Char & Java implementation

Jeni Tennison (jft@Psychology.Nottingham.AC.UK)
Wed, 4 Mar 1998 09:13:18 +0000


I've been attempting Ye Olde XML-Parser-in-Java exercise, mainly to help me
get to grips with Java. The last week has seen me struggling over
character encodings, and I wondered if you could put my mind at rest by
confirming whether I'm understanding the XML recommendation correctly.

The definition of Char in the XML recommendation is:

From: http://www.w3.org/TR/REC-xml#charsets -
[2] Char ::= #x9 | #xA | #xD | [#x20-#xD7FF]
| [#xE000-#xFFFD] | [#x10000-#x10FFFF]
^^^^^^^^^^^^^^^^^^

Am I right in thinking that, since the indicated characters are longer than
16 bits, they can't be represented in Java with the char data type, and int
must be used instead? And that this also means that you can't use normal
java.lang.Strings for things like entity and attribute values?

Thanks for your help in advance,

Jeni

Jenifer Tennison
Department of Psychology, University of Nottingham
University Park, Nottingham NG7 2RD, UK
tel: +44 (0) 115 951 5151 x8352
fax: +44 (0) 115 951 5324
url: http://www.psychology.nottingham.ac.uk/staff/Jenifer.Tennison/

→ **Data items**
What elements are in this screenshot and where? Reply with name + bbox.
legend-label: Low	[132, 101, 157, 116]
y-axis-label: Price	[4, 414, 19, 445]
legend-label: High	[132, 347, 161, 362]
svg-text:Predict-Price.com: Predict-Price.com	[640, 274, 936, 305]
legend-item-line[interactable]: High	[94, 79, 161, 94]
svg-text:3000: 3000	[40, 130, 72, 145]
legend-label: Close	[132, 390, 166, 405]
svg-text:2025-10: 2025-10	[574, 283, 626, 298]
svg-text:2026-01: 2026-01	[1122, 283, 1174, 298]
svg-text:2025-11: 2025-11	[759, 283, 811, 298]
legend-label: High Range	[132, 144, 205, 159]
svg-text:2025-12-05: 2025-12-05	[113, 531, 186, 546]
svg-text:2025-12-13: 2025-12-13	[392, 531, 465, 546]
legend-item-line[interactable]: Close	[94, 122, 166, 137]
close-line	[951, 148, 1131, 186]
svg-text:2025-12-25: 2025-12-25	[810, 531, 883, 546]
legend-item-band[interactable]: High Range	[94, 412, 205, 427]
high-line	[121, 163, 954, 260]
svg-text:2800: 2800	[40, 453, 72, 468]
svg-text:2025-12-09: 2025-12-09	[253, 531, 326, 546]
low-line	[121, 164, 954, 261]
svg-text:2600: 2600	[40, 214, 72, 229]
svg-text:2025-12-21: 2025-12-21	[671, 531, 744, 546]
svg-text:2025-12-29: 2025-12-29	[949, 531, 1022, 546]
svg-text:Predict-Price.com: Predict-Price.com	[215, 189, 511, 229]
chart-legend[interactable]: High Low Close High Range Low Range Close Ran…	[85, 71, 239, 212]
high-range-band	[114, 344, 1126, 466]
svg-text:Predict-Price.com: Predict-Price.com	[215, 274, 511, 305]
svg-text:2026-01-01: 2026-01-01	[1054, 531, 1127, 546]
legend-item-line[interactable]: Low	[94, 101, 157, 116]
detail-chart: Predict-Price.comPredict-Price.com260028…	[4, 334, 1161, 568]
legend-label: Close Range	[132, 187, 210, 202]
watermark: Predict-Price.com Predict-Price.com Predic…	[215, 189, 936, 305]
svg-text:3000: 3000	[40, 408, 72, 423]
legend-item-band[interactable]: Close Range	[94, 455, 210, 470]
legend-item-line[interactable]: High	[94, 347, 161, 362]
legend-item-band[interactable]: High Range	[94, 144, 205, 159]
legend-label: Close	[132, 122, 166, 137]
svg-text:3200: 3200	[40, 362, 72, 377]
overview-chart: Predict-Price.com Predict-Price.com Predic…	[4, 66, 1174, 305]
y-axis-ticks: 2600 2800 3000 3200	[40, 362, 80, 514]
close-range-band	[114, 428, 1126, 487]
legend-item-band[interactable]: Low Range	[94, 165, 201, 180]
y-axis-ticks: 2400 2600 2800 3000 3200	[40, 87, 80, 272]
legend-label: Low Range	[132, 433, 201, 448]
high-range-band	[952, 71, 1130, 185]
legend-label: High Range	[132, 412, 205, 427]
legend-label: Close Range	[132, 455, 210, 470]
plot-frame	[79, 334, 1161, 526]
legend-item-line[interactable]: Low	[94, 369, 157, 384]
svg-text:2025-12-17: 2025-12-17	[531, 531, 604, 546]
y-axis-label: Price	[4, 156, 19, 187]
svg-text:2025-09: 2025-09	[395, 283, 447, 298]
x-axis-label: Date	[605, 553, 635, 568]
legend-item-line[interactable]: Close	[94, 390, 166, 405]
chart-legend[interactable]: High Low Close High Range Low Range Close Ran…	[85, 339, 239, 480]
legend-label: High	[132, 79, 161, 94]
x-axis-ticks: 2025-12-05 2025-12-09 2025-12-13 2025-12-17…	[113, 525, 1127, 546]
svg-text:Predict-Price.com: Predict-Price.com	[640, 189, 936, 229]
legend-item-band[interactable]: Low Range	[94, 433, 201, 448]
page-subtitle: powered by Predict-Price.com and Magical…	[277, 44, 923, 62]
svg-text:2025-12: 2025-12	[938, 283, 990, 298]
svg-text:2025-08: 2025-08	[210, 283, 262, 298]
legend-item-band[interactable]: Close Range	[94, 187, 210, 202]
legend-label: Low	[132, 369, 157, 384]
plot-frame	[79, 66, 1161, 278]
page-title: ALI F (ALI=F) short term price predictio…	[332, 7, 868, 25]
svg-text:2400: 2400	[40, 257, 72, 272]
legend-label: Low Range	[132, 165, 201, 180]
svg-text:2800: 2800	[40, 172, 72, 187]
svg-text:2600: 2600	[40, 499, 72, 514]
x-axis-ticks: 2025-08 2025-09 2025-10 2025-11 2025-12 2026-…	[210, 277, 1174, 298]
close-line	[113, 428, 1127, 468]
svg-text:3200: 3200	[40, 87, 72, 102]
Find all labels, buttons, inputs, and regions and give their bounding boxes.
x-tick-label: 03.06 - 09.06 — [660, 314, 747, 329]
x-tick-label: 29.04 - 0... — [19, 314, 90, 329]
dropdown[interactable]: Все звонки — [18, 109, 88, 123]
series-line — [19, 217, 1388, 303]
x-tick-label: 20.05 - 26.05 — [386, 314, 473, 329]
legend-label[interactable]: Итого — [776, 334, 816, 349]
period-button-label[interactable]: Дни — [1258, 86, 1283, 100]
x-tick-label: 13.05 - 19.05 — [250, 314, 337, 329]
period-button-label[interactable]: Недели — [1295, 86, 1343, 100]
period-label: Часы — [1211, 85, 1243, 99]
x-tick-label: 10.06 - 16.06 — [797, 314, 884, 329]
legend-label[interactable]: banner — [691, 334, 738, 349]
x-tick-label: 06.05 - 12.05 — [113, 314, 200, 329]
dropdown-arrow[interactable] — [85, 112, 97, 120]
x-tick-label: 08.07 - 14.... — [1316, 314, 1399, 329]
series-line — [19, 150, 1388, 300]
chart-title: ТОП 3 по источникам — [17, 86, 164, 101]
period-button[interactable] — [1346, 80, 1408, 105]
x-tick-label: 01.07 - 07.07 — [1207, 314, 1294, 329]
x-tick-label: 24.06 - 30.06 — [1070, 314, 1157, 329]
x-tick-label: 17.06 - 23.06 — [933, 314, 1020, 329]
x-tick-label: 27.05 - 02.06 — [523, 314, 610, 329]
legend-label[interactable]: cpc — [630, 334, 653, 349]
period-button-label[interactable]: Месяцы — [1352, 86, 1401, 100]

→ **STUDY QUESTIONS**
- 1) In the post about Char in Java, restate the paragraph beginning "I've been attempting Ye Olde XML-Parser-in-Java exercise" as a short list that keeps its main facts.
- 2) What web address does the post about Char in Java give for the definition of Char?
The data items are separate material, not part of the post about Char in Java.

→ **PROBLEM SOLUTIONS**
- 1)
- The writer has been working through the exercise of writing an XML parser in Java, mainly to learn Java.
- The past week was spent struggling with character encodings.
- The writer wants confirmation that the XML recommendation is being understood correctly.

- 2) http://www.w3.org/TR/REC-xml#charsets